Data entries
-.-.-

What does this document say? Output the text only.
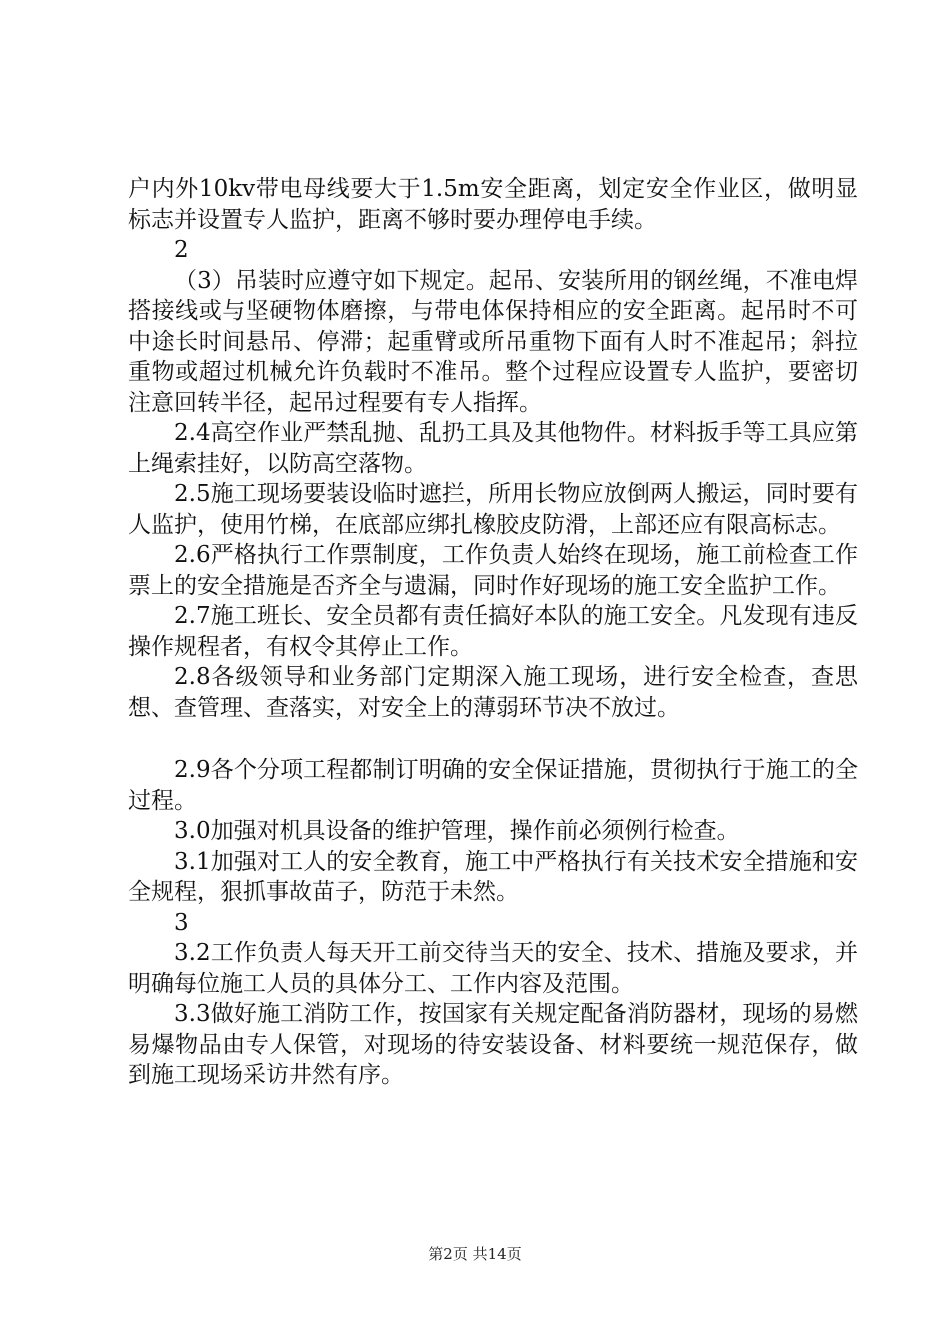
户内外10kv带电母线要大于1.5m安全距离，划定安全作业区，做明显标志并设置专人监护，距离不够时要办理停电手续。

2

（3）吊装时应遵守如下规定。起吊、安装所用的钢丝绳，不准电焊搭接线或与坚硬物体磨擦，与带电体保持相应的安全距离。起吊时不可中途长时间悬吊、停滞；起重臂或所吊重物下面有人时不准起吊；斜拉重物或超过机械允许负载时不准吊。整个过程应设置专人监护，要密切注意回转半径，起吊过程要有专人指挥。

2.4高空作业严禁乱抛、乱扔工具及其他物件。材料扳手等工具应第上绳索挂好，以防高空落物。

2.5施工现场要装设临时遮拦，所用长物应放倒两人搬运，同时要有人监护，使用竹梯，在底部应绑扎橡胶皮防滑，上部还应有限高标志。

2.6严格执行工作票制度，工作负责人始终在现场，施工前检查工作票上的安全措施是否齐全与遗漏，同时作好现场的施工安全监护工作。

2.7施工班长、安全员都有责任搞好本队的施工安全。凡发现有违反操作规程者，有权令其停止工作。

2.8各级领导和业务部门定期深入施工现场，进行安全检查，查思想、查管理、查落实，对安全上的薄弱环节决不放过。

2.9各个分项工程都制订明确的安全保证措施，贯彻执行于施工的全过程。

3.0加强对机具设备的维护管理，操作前必须例行检查。

3.1加强对工人的安全教育，施工中严格执行有关技术安全措施和安全规程，狠抓事故苗子，防范于未然。

3

3.2工作负责人每天开工前交待当天的安全、技术、措施及要求，并明确每位施工人员的具体分工、工作内容及范围。

3.3做好施工消防工作，按国家有关规定配备消防器材，现场的易燃易爆物品由专人保管，对现场的待安装设备、材料要统一规范保存，做到施工现场采访井然有序。

第2页 共14页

-.-.-

**Written task**
Reproduce the material above in full and without alteration, but skip all pictures.

**Solution below**
What does this document say? Output the text only.
户内外10kv带电母线要大于1.5m安全距离，划定安全作业区，做明显标志并设置专人监护，距离不够时要办理停电手续。

2

（3）吊装时应遵守如下规定。起吊、安装所用的钢丝绳，不准电焊搭接线或与坚硬物体磨擦，与带电体保持相应的安全距离。起吊时不可中途长时间悬吊、停滞；起重臂或所吊重物下面有人时不准起吊；斜拉重物或超过机械允许负载时不准吊。整个过程应设置专人监护，要密切注意回转半径，起吊过程要有专人指挥。

2.4高空作业严禁乱抛、乱扔工具及其他物件。材料扳手等工具应第上绳索挂好，以防高空落物。

2.5施工现场要装设临时遮拦，所用长物应放倒两人搬运，同时要有人监护，使用竹梯，在底部应绑扎橡胶皮防滑，上部还应有限高标志。

2.6严格执行工作票制度，工作负责人始终在现场，施工前检查工作票上的安全措施是否齐全与遗漏，同时作好现场的施工安全监护工作。

2.7施工班长、安全员都有责任搞好本队的施工安全。凡发现有违反操作规程者，有权令其停止工作。

2.8各级领导和业务部门定期深入施工现场，进行安全检查，查思想、查管理、查落实，对安全上的薄弱环节决不放过。

2.9各个分项工程都制订明确的安全保证措施，贯彻执行于施工的全过程。

3.0加强对机具设备的维护管理，操作前必须例行检查。

3.1加强对工人的安全教育，施工中严格执行有关技术安全措施和安全规程，狠抓事故苗子，防范于未然。

3

3.2工作负责人每天开工前交待当天的安全、技术、措施及要求，并明确每位施工人员的具体分工、工作内容及范围。

3.3做好施工消防工作，按国家有关规定配备消防器材，现场的易燃易爆物品由专人保管，对现场的待安装设备、材料要统一规范保存，做到施工现场采访井然有序。

第2页 共14页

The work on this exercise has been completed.